(Beginning of Text)

NEW YORK ( TheStreet) -- Why is everyone being so hard on J.Crew ( JCG)?

The retailer did everything right when it reported its fourth-quarter earnings after-market on Tuesday: J. Crew swung into profit, boosted by robust sales, and issued a full-year outlook that is poised to significantly top Wall Street's forecast.
J.Crew

Still, J.Crew's stock remained flat after the release, and is currently falling 4.4% to $44.87 in pre-market trading.

J.Crew is up 25% since February, and, granted, most of the optimism has already been priced into the stock. But the pullback could be an opportunistic buying opportunity, analyst Jennifer Black, of the firm bearing her name, wrote in a note.

But some believe J.Crew's stock is too high. Citigroup downgraded the company on Wednesday to hold from buy on valuation. **Analyst Kimberly Greenberger wrote in a note that she believes the company's first-quarter guidance is too conservative.**

During the quarter, J. Crew earned $40.4 million, or 61 cents a share, compared with a loss of $13.5 million, or 22 cents, in the year-ago period.

Revenue spiked 19% to $460.6 million, as same-store sales soared 17%, proving when you have the right merchandise, shoppers will want to buy.

Last year, J.Crew struggled with clearance merchandise. A decline in markdowns led to a 43.9% gross margin, compared with 27.6% in the fourth-quarter last year.

Looking ahead, J. Crew management expects first-quarter earnings in the range of 48 cents to 53 cents a share, and full-year between $2.20 and $2.30 a share. Wall Street is calling for earnings of 48 cents in the first quarter and $2.13 in 2010.

And there are still plenty of growth opportunities ahead. J.Crew will open 15 new stores this year, with even more expansion seen for 2011.

(End of Text)
(Beginning of Given entries)

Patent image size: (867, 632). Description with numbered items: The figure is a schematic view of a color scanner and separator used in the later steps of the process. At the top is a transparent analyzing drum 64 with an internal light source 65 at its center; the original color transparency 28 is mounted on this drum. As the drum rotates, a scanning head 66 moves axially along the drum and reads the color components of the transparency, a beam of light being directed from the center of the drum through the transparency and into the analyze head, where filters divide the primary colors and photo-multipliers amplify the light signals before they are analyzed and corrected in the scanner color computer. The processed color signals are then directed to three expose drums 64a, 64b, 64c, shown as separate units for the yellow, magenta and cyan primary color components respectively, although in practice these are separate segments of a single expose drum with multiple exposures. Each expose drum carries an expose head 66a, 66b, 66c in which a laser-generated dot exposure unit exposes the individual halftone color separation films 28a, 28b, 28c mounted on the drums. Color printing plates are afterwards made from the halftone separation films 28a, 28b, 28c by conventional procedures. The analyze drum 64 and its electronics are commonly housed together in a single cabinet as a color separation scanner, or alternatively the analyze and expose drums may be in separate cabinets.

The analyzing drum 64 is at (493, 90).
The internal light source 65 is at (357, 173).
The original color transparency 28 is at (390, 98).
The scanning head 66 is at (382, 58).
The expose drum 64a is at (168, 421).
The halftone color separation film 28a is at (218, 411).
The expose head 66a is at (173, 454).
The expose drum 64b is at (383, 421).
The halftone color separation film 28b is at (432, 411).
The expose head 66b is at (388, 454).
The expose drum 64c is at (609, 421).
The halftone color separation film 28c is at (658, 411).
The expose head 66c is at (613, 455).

(End of Given entries)

**Exercises**
[1] In the J.Crew earnings article, by what percentage did fourth-quarter revenue rise, and to what amount?
[2] Continue the article on J.Crew's fourth-quarter earnings from its last sentence.

**Answer section**
[1] Revenue rose 19%, to $460.6 million.

[2]
Its recent launch of its men's store could also add significant upside to the business over the long term, Black said.

In May J.Crew will begin featuring some of its merchandise on Net-a-porter.com, an international Internet retailer. This will provide the company with an entryway into international markets without the risk and capital commitments of building stores or its own online distribution network, analyst Richard Jaffe of Stifel Nicolaus wrote in a note.

J.Crew's success comes as other retailers in the contemporary space are dropping out of the game. American Eagle Outfitters ( AEO) announced on Tuesday that it will shutter its 28 Martin + Osa stores by the end of the year.

Similarly, Abercrombie & Fitch ( ANF) eliminated its Ruehl chain late last year, and Aeropostale ( ARO) failed with its Jimmy'Z unit. Gap's ( GPS) Banana Republic has also been struggling.

With almost no competition in the market, except for Urban Outfitter's ( URBN) Anthropologie, it looks like J.Crew should have even more advantages as the economy continues to rebound.

-- Reported by Jeanine Poggi in New York.